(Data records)
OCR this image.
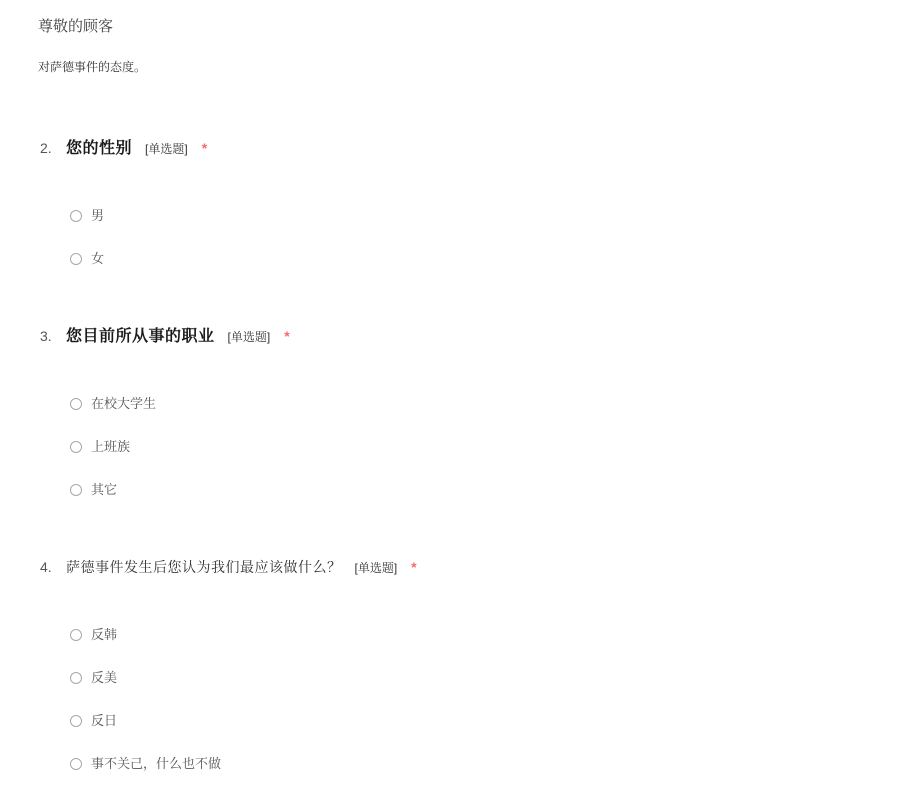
尊敬的顾客
对萨德事件的态度。
2. 您的性别 [单选题] *
男
女
3. 您目前所从事的职业 [单选题] *
在校大学生
上班族
其它
4.	萨德事件发生后您认为我们最应该做什么？ [单选题] *
反韩
反美
反日
事不关己，什么也不做
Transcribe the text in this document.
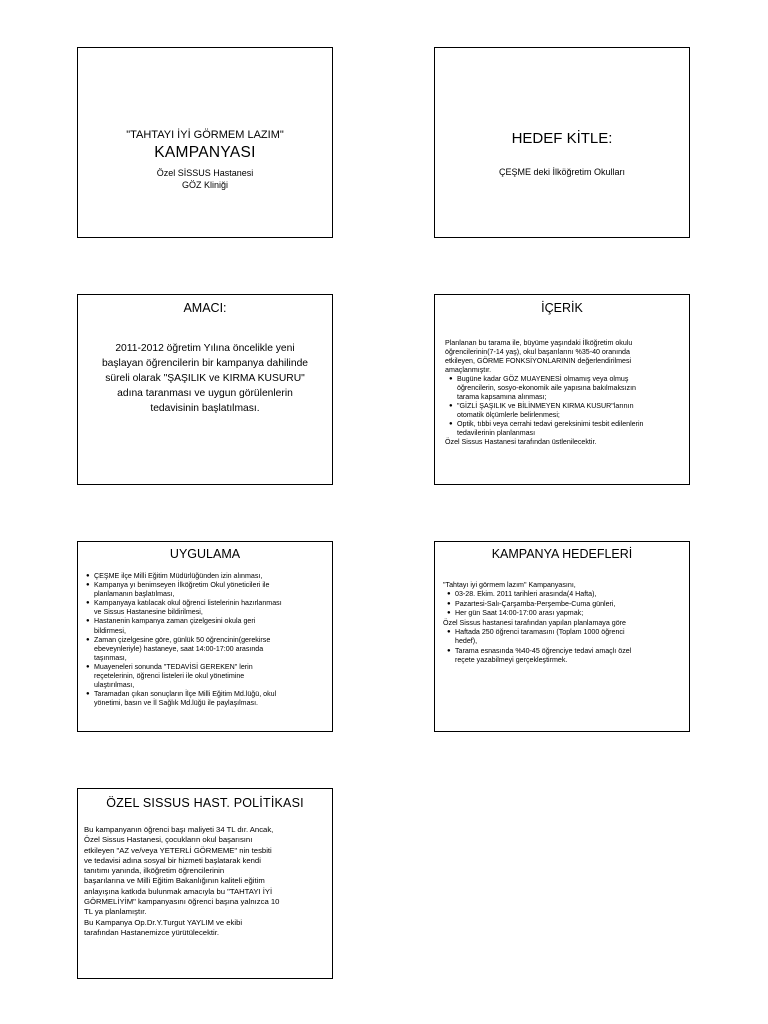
"TAHTAYI İYİ GÖRMEM LAZIM"
KAMPANYASI
Özel SİSSUS Hastanesi
GÖZ Kliniği
HEDEF KİTLE:
ÇEŞME deki İlköğretim Okulları
AMACI:
2011-2012 öğretim Yılına öncelikle yeni
başlayan öğrencilerin bir kampanya dahilinde
süreli olarak "ŞAŞILIK ve KIRMA KUSURU"
adına taranması ve uygun görülenlerin
tedavisinin başlatılması.
İÇERİK
Planlanan bu tarama ile, büyüme yaşındaki İlköğretim okulu
öğrencilerinin(7-14 yaş), okul başarılarını %35-40 oranında
etkileyen, GÖRME FONKSİYONLARININ değerlendirilmesi
amaçlanmıştır.
● Bugüne kadar GÖZ MUAYENESİ olmamış veya olmuş
öğrencilerin, sosyo-ekonomik aile yapısına bakılmaksızın
tarama kapsamına alınması;
● "GİZLİ ŞAŞILIK ve BİLİNMEYEN KIRMA KUSUR"larının
otomatik ölçümlerle belirlenmesi;
● Optik, tıbbi veya cerrahi tedavi gereksinimi tesbit edilenlerin
tedavilerinin planlanması
Özel Sissus Hastanesi tarafından üstlenilecektir.
UYGULAMA
● ÇEŞME ilçe Milli Eğitim Müdürlüğünden izin alınması,
● Kampanya yı benimseyen İlköğretim Okul yöneticileri ile
planlamanın başlatılması,
● Kampanyaya katılacak okul öğrenci listelerinin hazırlanması
ve Sissus Hastanesine bildirilmesi,
● Hastanenin kampanya zaman çizelgesini okula geri
bildirmesi,
● Zaman çizelgesine göre, günlük 50 öğrencinin(gerekirse
ebeveynleriyle) hastaneye, saat 14:00-17:00 arasında
taşınması,
● Muayeneleri sonunda "TEDAVİSİ GEREKEN" lerin
reçetelerinin, öğrenci listeleri ile okul yönetimine
ulaştırılması,
● Taramadan çıkan sonuçların İlçe Milli Eğitim Md.lüğü, okul
yönetimi, basın ve İl Sağlık Md.lüğü ile paylaşılması.
KAMPANYA HEDEFLERİ
"Tahtayı iyi görmem lazım" Kampanyasını,
● 03-28. Ekim. 2011 tarihleri arasında(4 Hafta),
● Pazartesi-Salı-Çarşamba-Perşembe-Cuma günleri,
● Her gün Saat 14:00-17:00 arası yapmak;
Özel Sissus hastanesi tarafından yapılan planlamaya göre
● Haftada 250 öğrenci taramasını (Toplam 1000 öğrenci
hedef),
● Tarama esnasında %40-45 öğrenciye tedavi amaçlı özel
reçete yazabilmeyi gerçekleştirmek.
ÖZEL SISSUS HAST. POLİTİKASI
Bu kampanyanın öğrenci başı maliyeti 34 TL dır. Ancak,
Özel Sissus Hastanesi, çocukların okul başarısını
etkileyen "AZ ve/veya YETERLİ GÖRMEME" nin tesbiti
ve tedavisi adına sosyal bir hizmeti başlatarak kendi
tanıtımı yanında, ilköğretim öğrencilerinin
başarılarına ve Milli Eğitim Bakanlığının kaliteli eğitim
anlayışına katkıda bulunmak amacıyla bu "TAHTAYI İYİ
GÖRMELİYİM" kampanyasını öğrenci başına yalnızca 10
TL ya planlamıştır.
Bu Kampanya Op.Dr.Y.Turgut YAYLIM ve ekibi
tarafından Hastanemizce yürütülecektir.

> [Problem details]
Restate each line of the records exactly; pictures do not belong in the copy.

> [Exercise solution]
OCR this image.
尊敬的顾客
对萨德事件的态度。
2. 您的性别 [单选题] *
男
女
3. 您目前所从事的职业 [单选题] *
在校大学生
上班族
其它
4.	萨德事件发生后您认为我们最应该做什么？ [单选题] *
反韩
反美
反日
事不关己，什么也不做
Transcribe the text in this document.
"TAHTAYI İYİ GÖRMEM LAZIM"
KAMPANYASI
Özel SİSSUS Hastanesi
GÖZ Kliniği
HEDEF KİTLE:
ÇEŞME deki İlköğretim Okulları
AMACI:
2011-2012 öğretim Yılına öncelikle yeni
başlayan öğrencilerin bir kampanya dahilinde
süreli olarak "ŞAŞILIK ve KIRMA KUSURU"
adına taranması ve uygun görülenlerin
tedavisinin başlatılması.
İÇERİK
Planlanan bu tarama ile, büyüme yaşındaki İlköğretim okulu
öğrencilerinin(7-14 yaş), okul başarılarını %35-40 oranında
etkileyen, GÖRME FONKSİYONLARININ değerlendirilmesi
amaçlanmıştır.
● Bugüne kadar GÖZ MUAYENESİ olmamış veya olmuş
öğrencilerin, sosyo-ekonomik aile yapısına bakılmaksızın
tarama kapsamına alınması;
● "GİZLİ ŞAŞILIK ve BİLİNMEYEN KIRMA KUSUR"larının
otomatik ölçümlerle belirlenmesi;
● Optik, tıbbi veya cerrahi tedavi gereksinimi tesbit edilenlerin
tedavilerinin planlanması
Özel Sissus Hastanesi tarafından üstlenilecektir.
UYGULAMA
● ÇEŞME ilçe Milli Eğitim Müdürlüğünden izin alınması,
● Kampanya yı benimseyen İlköğretim Okul yöneticileri ile
planlamanın başlatılması,
● Kampanyaya katılacak okul öğrenci listelerinin hazırlanması
ve Sissus Hastanesine bildirilmesi,
● Hastanenin kampanya zaman çizelgesini okula geri
bildirmesi,
● Zaman çizelgesine göre, günlük 50 öğrencinin(gerekirse
ebeveynleriyle) hastaneye, saat 14:00-17:00 arasında
taşınması,
● Muayeneleri sonunda "TEDAVİSİ GEREKEN" lerin
reçetelerinin, öğrenci listeleri ile okul yönetimine
ulaştırılması,
● Taramadan çıkan sonuçların İlçe Milli Eğitim Md.lüğü, okul
yönetimi, basın ve İl Sağlık Md.lüğü ile paylaşılması.
KAMPANYA HEDEFLERİ
"Tahtayı iyi görmem lazım" Kampanyasını,
● 03-28. Ekim. 2011 tarihleri arasında(4 Hafta),
● Pazartesi-Salı-Çarşamba-Perşembe-Cuma günleri,
● Her gün Saat 14:00-17:00 arası yapmak;
Özel Sissus hastanesi tarafından yapılan planlamaya göre
● Haftada 250 öğrenci taramasını (Toplam 1000 öğrenci
hedef),
● Tarama esnasında %40-45 öğrenciye tedavi amaçlı özel
reçete yazabilmeyi gerçekleştirmek.
ÖZEL SISSUS HAST. POLİTİKASI
Bu kampanyanın öğrenci başı maliyeti 34 TL dır. Ancak,
Özel Sissus Hastanesi, çocukların okul başarısını
etkileyen "AZ ve/veya YETERLİ GÖRMEME" nin tesbiti
ve tedavisi adına sosyal bir hizmeti başlatarak kendi
tanıtımı yanında, ilköğretim öğrencilerinin
başarılarına ve Milli Eğitim Bakanlığının kaliteli eğitim
anlayışına katkıda bulunmak amacıyla bu "TAHTAYI İYİ
GÖRMELİYİM" kampanyasını öğrenci başına yalnızca 10
TL ya planlamıştır.
Bu Kampanya Op.Dr.Y.Turgut YAYLIM ve ekibi
tarafından Hastanemizce yürütülecektir.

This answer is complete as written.